Stated goal:
Tell how many lines have the string "Quellen" in them, and write nothing besides the number.

— start of Raw data —

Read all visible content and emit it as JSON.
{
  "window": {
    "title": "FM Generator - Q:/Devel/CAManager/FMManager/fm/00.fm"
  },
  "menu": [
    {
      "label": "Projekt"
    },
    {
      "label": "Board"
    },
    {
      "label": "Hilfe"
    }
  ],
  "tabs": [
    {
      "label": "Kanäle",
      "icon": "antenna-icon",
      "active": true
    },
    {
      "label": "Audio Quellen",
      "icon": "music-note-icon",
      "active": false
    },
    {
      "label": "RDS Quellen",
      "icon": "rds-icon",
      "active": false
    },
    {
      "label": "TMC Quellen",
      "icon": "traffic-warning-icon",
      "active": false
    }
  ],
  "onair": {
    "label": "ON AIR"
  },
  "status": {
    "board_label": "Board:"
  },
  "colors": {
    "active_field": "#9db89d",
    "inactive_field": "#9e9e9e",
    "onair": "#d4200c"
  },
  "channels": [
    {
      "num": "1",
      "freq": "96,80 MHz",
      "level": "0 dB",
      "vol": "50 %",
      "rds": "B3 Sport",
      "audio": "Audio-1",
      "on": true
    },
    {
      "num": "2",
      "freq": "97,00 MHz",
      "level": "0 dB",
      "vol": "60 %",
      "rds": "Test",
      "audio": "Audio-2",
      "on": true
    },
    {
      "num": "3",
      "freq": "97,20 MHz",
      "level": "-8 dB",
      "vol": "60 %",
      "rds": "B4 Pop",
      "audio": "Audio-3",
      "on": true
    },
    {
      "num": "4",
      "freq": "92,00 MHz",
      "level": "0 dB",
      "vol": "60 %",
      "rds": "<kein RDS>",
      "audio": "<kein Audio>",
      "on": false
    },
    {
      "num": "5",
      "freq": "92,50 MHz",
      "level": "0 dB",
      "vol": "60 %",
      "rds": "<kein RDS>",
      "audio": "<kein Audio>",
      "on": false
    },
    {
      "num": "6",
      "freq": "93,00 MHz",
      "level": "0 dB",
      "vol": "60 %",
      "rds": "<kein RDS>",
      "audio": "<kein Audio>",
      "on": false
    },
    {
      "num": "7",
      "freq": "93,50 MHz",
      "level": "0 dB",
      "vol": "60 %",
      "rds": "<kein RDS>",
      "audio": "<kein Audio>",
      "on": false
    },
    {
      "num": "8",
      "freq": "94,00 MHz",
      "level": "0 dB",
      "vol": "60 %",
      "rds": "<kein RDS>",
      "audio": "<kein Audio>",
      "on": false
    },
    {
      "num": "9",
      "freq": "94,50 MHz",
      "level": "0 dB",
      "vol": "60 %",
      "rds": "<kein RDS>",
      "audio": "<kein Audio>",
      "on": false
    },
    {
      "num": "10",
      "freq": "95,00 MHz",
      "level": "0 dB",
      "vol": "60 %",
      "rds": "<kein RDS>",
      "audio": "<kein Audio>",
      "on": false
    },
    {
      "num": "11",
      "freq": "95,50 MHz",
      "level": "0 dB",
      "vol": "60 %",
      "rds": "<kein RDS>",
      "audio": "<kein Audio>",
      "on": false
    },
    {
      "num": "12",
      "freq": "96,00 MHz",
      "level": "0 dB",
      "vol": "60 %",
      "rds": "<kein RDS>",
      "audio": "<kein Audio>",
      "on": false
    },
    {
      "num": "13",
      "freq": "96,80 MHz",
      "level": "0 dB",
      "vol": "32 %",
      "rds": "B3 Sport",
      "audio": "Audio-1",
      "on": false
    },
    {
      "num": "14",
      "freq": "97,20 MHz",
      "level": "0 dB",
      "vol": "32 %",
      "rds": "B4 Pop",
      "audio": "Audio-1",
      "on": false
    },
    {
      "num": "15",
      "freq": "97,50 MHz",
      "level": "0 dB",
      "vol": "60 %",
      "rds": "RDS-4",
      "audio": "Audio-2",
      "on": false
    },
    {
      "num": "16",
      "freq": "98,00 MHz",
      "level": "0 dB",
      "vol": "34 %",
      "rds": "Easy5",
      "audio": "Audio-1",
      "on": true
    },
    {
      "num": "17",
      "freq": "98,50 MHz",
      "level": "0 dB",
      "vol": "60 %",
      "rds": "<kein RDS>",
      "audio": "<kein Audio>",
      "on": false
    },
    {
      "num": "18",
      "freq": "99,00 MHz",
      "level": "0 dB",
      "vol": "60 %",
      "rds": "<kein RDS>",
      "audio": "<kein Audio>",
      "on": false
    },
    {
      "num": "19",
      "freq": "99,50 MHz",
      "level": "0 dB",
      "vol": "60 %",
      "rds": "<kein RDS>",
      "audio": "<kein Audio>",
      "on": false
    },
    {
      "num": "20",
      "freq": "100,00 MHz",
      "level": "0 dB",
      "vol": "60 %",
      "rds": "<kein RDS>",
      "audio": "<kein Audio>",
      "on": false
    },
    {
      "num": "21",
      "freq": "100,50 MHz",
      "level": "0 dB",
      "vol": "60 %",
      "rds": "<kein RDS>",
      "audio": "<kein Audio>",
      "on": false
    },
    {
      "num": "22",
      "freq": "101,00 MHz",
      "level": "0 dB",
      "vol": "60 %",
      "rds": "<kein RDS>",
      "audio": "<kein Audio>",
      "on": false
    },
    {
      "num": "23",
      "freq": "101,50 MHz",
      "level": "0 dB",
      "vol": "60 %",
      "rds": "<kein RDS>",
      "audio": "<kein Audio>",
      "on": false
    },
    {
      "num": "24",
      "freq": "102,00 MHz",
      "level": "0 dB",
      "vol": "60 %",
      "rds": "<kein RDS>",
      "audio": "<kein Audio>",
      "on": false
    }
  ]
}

— end of Raw data —

The reply:
3